# WHAT YOU SHOULD DO:
Lift out each line of the data that holds "Count".

━━━

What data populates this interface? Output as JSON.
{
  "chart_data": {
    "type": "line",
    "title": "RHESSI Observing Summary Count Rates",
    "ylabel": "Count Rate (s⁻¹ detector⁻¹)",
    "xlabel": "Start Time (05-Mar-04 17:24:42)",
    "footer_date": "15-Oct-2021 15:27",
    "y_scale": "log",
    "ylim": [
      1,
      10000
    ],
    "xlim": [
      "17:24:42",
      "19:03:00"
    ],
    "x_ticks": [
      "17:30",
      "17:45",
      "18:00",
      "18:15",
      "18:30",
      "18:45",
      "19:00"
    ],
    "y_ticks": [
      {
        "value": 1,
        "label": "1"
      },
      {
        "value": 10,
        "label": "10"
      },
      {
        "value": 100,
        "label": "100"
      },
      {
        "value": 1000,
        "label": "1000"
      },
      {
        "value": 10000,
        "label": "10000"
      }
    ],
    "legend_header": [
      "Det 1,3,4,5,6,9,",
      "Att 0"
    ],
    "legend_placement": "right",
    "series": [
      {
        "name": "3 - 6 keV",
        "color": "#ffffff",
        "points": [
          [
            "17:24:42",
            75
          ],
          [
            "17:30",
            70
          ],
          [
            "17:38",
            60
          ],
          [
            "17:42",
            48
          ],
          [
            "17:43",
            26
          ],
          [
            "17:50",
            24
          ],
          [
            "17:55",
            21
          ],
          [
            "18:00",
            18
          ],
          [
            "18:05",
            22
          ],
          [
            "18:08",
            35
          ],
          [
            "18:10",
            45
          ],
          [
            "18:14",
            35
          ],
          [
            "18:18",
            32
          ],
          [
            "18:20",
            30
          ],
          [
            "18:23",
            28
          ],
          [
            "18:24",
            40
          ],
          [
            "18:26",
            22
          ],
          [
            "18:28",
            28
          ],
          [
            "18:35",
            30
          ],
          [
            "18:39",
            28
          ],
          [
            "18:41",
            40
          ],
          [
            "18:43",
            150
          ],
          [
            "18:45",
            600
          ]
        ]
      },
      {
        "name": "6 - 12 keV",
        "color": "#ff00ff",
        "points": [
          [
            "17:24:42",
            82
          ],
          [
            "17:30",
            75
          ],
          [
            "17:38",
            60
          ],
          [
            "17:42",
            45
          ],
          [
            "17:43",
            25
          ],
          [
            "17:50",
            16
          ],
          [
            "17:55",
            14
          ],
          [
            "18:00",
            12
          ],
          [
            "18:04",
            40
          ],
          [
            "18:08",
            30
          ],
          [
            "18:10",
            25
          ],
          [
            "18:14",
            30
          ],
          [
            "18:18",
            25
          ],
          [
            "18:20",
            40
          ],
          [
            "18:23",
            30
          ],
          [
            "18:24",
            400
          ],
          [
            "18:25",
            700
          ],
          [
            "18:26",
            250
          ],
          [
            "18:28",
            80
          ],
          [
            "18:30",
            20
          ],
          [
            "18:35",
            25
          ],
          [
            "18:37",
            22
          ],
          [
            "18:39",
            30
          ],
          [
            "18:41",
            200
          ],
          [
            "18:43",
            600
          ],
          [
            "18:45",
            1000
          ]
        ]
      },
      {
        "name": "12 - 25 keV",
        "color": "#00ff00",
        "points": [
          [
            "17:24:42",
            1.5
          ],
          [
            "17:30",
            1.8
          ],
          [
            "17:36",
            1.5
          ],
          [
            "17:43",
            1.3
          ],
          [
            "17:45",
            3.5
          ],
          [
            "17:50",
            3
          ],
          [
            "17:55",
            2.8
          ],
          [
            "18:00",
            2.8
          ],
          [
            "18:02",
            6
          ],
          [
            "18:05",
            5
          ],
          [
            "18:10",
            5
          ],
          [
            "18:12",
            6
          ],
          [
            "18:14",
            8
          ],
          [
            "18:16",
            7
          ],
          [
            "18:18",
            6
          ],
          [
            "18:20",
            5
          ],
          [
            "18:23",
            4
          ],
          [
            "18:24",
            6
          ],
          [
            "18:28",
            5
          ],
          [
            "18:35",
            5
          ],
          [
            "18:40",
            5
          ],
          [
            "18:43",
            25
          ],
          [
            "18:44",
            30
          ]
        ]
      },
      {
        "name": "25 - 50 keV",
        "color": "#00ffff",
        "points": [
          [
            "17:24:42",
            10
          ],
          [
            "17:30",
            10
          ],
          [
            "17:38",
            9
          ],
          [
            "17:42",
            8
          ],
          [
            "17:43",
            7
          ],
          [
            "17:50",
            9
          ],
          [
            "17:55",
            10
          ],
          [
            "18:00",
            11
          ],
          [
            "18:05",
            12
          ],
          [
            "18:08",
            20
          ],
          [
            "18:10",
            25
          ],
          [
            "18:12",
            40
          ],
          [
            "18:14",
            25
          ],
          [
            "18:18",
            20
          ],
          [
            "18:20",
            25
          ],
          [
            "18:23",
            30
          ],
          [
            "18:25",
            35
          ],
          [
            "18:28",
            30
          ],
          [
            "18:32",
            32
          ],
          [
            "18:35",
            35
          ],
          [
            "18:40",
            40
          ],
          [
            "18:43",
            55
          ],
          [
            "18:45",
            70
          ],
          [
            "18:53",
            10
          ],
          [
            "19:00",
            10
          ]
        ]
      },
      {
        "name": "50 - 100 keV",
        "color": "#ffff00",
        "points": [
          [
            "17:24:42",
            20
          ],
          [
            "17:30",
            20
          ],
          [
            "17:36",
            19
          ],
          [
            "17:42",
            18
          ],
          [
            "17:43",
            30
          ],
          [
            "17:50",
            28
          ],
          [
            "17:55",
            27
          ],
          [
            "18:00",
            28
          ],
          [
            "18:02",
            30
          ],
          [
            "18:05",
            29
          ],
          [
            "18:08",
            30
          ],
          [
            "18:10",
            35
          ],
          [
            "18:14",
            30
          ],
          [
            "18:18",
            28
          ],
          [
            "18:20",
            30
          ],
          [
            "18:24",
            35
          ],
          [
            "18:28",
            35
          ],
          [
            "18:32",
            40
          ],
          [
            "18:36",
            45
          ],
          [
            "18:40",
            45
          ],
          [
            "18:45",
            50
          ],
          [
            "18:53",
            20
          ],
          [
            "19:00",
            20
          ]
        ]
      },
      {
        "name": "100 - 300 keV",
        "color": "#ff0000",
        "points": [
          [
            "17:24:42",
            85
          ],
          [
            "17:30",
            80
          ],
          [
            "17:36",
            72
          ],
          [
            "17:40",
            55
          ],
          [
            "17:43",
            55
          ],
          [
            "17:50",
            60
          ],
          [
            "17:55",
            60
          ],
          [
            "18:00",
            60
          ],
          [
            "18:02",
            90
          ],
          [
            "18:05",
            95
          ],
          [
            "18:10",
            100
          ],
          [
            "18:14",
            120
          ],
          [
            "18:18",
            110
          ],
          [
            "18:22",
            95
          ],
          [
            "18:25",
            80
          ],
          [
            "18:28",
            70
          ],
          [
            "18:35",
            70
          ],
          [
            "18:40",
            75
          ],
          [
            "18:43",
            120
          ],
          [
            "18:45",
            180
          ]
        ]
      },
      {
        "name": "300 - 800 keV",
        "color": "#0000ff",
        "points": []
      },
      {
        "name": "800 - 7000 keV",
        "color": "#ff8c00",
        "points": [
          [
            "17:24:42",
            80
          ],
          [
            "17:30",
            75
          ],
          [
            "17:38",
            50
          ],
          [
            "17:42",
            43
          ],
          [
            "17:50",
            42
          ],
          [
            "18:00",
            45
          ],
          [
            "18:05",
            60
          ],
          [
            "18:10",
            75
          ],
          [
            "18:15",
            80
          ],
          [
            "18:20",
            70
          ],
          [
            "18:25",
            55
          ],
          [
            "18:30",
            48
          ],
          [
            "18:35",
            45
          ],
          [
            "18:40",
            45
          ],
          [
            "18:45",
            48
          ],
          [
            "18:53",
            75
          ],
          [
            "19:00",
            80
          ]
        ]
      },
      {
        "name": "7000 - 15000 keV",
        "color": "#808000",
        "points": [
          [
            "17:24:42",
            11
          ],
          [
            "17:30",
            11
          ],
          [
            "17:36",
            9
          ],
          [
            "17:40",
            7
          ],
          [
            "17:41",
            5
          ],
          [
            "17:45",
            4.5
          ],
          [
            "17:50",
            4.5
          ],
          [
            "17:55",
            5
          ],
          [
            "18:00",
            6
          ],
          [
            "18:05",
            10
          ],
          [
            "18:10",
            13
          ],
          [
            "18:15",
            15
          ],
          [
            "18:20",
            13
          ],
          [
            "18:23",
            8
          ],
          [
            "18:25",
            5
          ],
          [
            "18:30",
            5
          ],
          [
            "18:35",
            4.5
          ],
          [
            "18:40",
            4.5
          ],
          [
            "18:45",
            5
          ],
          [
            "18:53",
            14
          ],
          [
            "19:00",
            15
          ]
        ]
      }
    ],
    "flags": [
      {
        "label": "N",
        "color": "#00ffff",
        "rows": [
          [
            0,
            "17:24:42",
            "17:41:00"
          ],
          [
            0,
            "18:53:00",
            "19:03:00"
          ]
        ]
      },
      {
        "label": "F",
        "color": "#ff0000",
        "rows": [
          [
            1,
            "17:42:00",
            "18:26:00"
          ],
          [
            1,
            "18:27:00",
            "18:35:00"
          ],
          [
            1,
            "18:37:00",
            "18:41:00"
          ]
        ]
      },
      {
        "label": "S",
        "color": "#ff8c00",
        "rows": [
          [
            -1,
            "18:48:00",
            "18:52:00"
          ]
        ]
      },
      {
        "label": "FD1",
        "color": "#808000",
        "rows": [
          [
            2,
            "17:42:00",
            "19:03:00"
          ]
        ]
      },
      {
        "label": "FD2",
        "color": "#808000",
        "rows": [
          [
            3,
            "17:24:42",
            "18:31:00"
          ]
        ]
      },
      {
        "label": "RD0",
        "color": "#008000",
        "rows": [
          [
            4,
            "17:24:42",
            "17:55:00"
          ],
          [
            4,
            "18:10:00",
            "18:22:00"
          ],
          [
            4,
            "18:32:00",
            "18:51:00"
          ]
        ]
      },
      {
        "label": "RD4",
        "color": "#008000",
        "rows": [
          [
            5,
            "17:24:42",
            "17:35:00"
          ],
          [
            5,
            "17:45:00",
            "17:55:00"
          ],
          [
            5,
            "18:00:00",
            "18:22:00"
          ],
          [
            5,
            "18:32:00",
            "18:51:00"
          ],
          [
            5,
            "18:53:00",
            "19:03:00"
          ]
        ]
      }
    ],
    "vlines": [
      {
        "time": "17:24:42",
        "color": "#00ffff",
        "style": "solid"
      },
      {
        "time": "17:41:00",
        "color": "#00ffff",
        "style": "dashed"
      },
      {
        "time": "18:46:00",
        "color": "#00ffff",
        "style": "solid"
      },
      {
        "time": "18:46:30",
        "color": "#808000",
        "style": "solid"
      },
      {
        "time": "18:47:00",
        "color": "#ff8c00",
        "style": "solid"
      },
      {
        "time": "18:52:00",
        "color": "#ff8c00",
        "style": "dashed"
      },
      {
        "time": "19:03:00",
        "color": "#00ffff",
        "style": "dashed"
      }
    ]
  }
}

━━━

# EXERCISE ANSWER:
    "title": "RHESSI Observing Summary Count Rates",
    "ylabel": "Count Rate (s⁻¹ detector⁻¹)",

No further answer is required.